■ **Figure collection entries**
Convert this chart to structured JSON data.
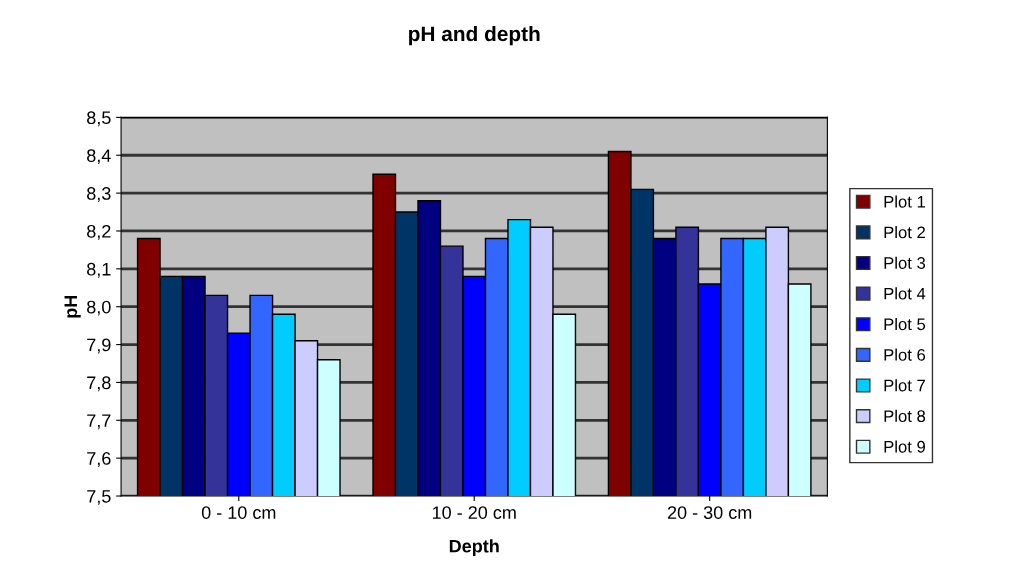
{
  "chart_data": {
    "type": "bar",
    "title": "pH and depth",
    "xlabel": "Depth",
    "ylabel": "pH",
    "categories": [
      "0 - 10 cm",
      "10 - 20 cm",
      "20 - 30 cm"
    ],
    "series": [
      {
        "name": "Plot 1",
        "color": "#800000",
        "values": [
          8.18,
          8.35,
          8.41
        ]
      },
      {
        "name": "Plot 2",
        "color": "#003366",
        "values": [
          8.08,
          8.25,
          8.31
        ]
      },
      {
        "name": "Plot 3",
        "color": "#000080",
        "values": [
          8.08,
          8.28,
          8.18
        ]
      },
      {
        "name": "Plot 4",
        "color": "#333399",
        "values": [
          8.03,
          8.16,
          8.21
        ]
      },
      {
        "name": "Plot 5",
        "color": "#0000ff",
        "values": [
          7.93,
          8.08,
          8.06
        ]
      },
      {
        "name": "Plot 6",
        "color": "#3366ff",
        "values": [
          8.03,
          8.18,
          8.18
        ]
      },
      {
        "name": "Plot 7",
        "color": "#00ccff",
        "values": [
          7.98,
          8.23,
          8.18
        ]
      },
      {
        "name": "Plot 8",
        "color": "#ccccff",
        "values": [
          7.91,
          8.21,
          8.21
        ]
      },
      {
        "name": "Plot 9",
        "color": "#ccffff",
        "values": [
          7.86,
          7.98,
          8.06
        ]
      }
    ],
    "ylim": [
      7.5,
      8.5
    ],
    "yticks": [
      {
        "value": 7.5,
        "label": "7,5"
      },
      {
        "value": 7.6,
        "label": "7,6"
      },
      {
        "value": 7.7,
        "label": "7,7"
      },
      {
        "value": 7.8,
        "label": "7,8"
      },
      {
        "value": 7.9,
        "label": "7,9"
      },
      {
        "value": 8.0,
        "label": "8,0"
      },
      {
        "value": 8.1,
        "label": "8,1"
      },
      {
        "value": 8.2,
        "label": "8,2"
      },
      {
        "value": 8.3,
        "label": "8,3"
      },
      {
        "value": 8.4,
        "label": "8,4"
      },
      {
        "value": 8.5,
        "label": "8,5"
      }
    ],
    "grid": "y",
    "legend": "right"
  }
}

■ **TASK BRIEF**
Without including the pictures, return each record above exactly as it stands.

■ **TASK OUTPUT**
Convert this chart to structured JSON data.
{
  "chart_data": {
    "type": "bar",
    "title": "pH and depth",
    "xlabel": "Depth",
    "ylabel": "pH",
    "categories": [
      "0 - 10 cm",
      "10 - 20 cm",
      "20 - 30 cm"
    ],
    "series": [
      {
        "name": "Plot 1",
        "color": "#800000",
        "values": [
          8.18,
          8.35,
          8.41
        ]
      },
      {
        "name": "Plot 2",
        "color": "#003366",
        "values": [
          8.08,
          8.25,
          8.31
        ]
      },
      {
        "name": "Plot 3",
        "color": "#000080",
        "values": [
          8.08,
          8.28,
          8.18
        ]
      },
      {
        "name": "Plot 4",
        "color": "#333399",
        "values": [
          8.03,
          8.16,
          8.21
        ]
      },
      {
        "name": "Plot 5",
        "color": "#0000ff",
        "values": [
          7.93,
          8.08,
          8.06
        ]
      },
      {
        "name": "Plot 6",
        "color": "#3366ff",
        "values": [
          8.03,
          8.18,
          8.18
        ]
      },
      {
        "name": "Plot 7",
        "color": "#00ccff",
        "values": [
          7.98,
          8.23,
          8.18
        ]
      },
      {
        "name": "Plot 8",
        "color": "#ccccff",
        "values": [
          7.91,
          8.21,
          8.21
        ]
      },
      {
        "name": "Plot 9",
        "color": "#ccffff",
        "values": [
          7.86,
          7.98,
          8.06
        ]
      }
    ],
    "ylim": [
      7.5,
      8.5
    ],
    "yticks": [
      {
        "value": 7.5,
        "label": "7,5"
      },
      {
        "value": 7.6,
        "label": "7,6"
      },
      {
        "value": 7.7,
        "label": "7,7"
      },
      {
        "value": 7.8,
        "label": "7,8"
      },
      {
        "value": 7.9,
        "label": "7,9"
      },
      {
        "value": 8.0,
        "label": "8,0"
      },
      {
        "value": 8.1,
        "label": "8,1"
      },
      {
        "value": 8.2,
        "label": "8,2"
      },
      {
        "value": 8.3,
        "label": "8,3"
      },
      {
        "value": 8.4,
        "label": "8,4"
      },
      {
        "value": 8.5,
        "label": "8,5"
      }
    ],
    "grid": "y",
    "legend": "right"
  }
}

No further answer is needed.